DIRECTION:
State how many lines in the records hold the word "solitary", giving the number and no other text.
··· GIVEN INFORMATION ···
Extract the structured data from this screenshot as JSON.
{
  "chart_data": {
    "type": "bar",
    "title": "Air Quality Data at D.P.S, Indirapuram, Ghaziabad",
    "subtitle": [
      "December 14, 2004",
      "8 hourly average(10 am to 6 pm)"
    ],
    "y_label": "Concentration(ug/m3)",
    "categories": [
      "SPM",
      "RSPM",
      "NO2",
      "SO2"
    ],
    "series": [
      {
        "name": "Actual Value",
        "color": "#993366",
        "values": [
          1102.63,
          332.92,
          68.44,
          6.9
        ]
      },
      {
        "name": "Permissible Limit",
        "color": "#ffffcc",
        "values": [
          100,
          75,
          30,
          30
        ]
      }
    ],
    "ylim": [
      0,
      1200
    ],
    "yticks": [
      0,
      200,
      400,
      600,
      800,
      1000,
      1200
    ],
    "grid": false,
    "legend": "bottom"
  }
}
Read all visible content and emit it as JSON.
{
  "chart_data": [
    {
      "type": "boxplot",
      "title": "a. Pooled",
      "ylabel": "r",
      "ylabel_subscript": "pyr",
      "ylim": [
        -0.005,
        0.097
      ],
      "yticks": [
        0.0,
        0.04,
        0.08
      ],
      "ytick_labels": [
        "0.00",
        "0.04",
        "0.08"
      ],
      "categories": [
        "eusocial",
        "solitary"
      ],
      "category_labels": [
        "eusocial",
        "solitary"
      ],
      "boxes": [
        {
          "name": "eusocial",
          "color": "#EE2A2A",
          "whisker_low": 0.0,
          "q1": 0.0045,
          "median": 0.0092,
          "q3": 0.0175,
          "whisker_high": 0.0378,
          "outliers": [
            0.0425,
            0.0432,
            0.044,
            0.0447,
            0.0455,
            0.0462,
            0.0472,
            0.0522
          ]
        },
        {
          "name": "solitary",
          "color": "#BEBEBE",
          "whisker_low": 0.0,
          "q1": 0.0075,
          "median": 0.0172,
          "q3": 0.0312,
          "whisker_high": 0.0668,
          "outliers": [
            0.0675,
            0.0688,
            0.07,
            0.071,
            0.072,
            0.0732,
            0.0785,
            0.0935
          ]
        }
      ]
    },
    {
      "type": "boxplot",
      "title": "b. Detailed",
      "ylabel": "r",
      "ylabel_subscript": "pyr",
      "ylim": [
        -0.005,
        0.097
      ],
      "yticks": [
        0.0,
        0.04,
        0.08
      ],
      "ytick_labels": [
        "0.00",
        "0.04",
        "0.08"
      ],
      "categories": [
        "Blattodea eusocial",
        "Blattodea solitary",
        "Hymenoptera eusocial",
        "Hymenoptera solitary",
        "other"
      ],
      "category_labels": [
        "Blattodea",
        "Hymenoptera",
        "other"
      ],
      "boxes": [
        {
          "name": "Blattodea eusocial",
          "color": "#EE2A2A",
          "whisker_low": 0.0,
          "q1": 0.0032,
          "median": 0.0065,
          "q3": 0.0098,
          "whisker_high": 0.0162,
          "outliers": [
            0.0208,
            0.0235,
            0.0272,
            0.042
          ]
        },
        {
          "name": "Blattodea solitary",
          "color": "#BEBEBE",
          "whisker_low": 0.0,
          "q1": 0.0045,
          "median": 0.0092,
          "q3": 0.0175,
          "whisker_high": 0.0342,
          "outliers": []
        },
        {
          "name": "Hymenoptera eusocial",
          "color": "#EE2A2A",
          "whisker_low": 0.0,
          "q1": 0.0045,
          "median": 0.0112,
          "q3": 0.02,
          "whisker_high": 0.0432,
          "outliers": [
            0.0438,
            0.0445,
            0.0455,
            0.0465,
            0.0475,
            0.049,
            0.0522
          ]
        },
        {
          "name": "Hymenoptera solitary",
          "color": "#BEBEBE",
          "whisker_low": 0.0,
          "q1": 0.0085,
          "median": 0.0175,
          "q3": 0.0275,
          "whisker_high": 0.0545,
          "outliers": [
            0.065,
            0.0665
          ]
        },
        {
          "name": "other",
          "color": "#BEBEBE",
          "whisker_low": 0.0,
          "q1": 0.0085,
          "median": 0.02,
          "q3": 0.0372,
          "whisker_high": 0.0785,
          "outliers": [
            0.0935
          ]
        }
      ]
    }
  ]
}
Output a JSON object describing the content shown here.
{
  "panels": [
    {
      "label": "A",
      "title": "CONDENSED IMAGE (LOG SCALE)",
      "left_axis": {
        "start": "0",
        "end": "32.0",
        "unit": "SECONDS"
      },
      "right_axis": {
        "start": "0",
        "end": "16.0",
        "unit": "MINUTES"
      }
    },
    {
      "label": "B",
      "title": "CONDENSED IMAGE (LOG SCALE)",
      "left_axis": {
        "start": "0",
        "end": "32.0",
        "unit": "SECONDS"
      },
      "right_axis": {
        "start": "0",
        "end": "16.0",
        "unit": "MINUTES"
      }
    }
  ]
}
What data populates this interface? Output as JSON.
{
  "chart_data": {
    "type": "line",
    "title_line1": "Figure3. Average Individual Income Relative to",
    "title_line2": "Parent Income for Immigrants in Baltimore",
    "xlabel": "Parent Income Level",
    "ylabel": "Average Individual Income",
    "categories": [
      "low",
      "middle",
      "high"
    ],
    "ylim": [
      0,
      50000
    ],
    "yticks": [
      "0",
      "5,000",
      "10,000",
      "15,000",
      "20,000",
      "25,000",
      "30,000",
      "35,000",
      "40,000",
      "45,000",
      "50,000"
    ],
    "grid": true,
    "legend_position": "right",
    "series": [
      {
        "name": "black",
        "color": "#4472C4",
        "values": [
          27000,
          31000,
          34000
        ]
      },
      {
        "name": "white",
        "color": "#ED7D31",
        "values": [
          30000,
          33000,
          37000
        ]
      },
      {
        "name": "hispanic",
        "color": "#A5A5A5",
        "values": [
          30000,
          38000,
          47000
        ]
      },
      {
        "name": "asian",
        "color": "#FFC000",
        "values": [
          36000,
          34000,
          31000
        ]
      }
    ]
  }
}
···
ANSWER TO THE TASK:
7